## Exercise details
Read the records and gather each line that includes "this".

## Records shown
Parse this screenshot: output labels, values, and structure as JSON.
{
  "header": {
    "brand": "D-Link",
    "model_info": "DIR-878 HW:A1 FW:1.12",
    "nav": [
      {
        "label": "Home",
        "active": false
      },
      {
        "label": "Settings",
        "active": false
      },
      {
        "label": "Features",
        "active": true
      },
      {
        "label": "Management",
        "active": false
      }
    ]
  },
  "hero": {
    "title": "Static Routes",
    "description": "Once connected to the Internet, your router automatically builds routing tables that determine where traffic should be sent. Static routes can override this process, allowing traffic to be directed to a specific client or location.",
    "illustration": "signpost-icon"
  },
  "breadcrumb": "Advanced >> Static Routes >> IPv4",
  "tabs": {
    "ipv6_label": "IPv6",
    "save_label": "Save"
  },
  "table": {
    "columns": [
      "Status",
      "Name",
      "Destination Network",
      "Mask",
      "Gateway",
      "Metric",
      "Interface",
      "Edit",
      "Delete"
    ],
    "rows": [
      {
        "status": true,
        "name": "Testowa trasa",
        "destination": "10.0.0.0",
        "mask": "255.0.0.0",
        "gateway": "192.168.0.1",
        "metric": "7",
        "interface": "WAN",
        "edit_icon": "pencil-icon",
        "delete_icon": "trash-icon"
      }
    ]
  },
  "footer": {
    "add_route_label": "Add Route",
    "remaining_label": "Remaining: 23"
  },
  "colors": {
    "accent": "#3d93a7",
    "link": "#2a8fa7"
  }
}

## Reply to the exercise
Parse this screenshot: output labels, values, and structure as JSON.
    "description": "Once connected to the Internet, your router automatically builds routing tables that determine where traffic should be sent. Static routes can override this process, allowing traffic to be directed to a specific client or location.",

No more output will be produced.